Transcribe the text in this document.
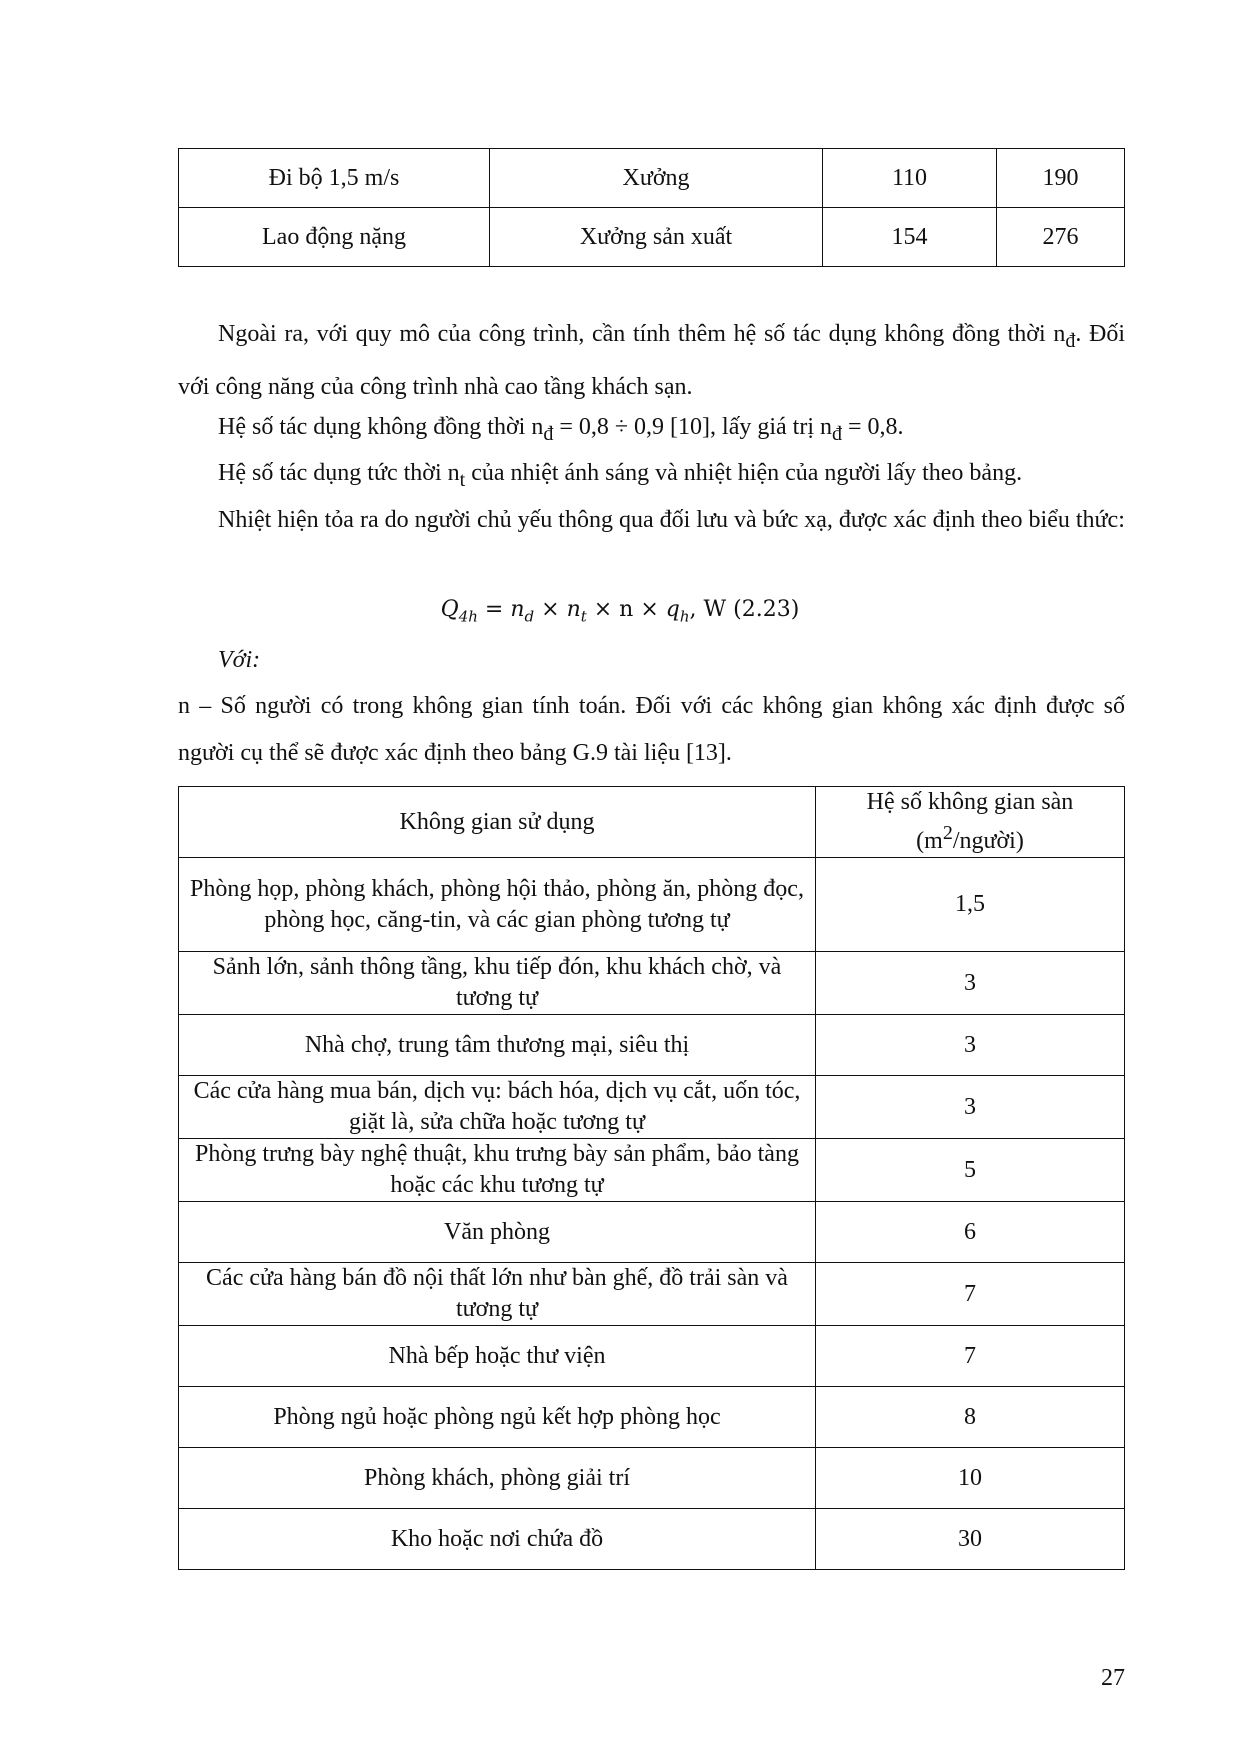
Đi bộ 1,5 m/s	Xưởng	110	190
Lao động nặng	Xưởng sản xuất	154	276

Ngoài ra, với quy mô của công trình, cần tính thêm hệ số tác dụng không đồng thời $n_đ$. Đối với công năng của công trình nhà cao tầng khách sạn.

Hệ số tác dụng không đồng thời $n_đ = 0,8 \div 0,9$ [10], lấy giá trị $n_đ = 0,8$.

Hệ số tác dụng tức thời $n_t$ của nhiệt ánh sáng và nhiệt hiện của người lấy theo bảng.

Nhiệt hiện tỏa ra do người chủ yếu thông qua đối lưu và bức xạ, được xác định theo biểu thức:

$Q_{4h} = n_d \times n_t \times n \times q_h$, W (2.23)

Với:

n – Số người có trong không gian tính toán. Đối với các không gian không xác định được số người cụ thể sẽ được xác định theo bảng G.9 tài liệu [13].

Không gian sử dụng	Hệ số không gian sàn
$(m^2/người)$
Phòng họp, phòng khách, phòng hội thảo, phòng ăn, phòng đọc, phòng học, căng-tin, và các gian phòng tương tự	1,5
Sảnh lớn, sảnh thông tầng, khu tiếp đón, khu khách chờ, và tương tự	3
Nhà chợ, trung tâm thương mại, siêu thị	3
Các cửa hàng mua bán, dịch vụ: bách hóa, dịch vụ cắt, uốn tóc, giặt là, sửa chữa hoặc tương tự	3
Phòng trưng bày nghệ thuật, khu trưng bày sản phẩm, bảo tàng hoặc các khu tương tự	5
Văn phòng	6
Các cửa hàng bán đồ nội thất lớn như bàn ghế, đồ trải sàn và tương tự	7
Nhà bếp hoặc thư viện	7
Phòng ngủ hoặc phòng ngủ kết hợp phòng học	8
Phòng khách, phòng giải trí	10
Kho hoặc nơi chứa đồ	30
27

━━━━━━━━━━━━━━━━━━━━━━━━━━━━━━

Goal
Which lines contain the word "dụng"? Copy each of them.

Exercise output
Ngoài ra, với quy mô của công trình, cần tính thêm hệ số tác dụng không đồng thời $n_đ$. Đối với công năng của công trình nhà cao tầng khách sạn.
Hệ số tác dụng không đồng thời $n_đ = 0,8 \div 0,9$ [10], lấy giá trị $n_đ = 0,8$.
Hệ số tác dụng tức thời $n_t$ của nhiệt ánh sáng và nhiệt hiện của người lấy theo bảng.
Không gian sử dụng	Hệ số không gian sàn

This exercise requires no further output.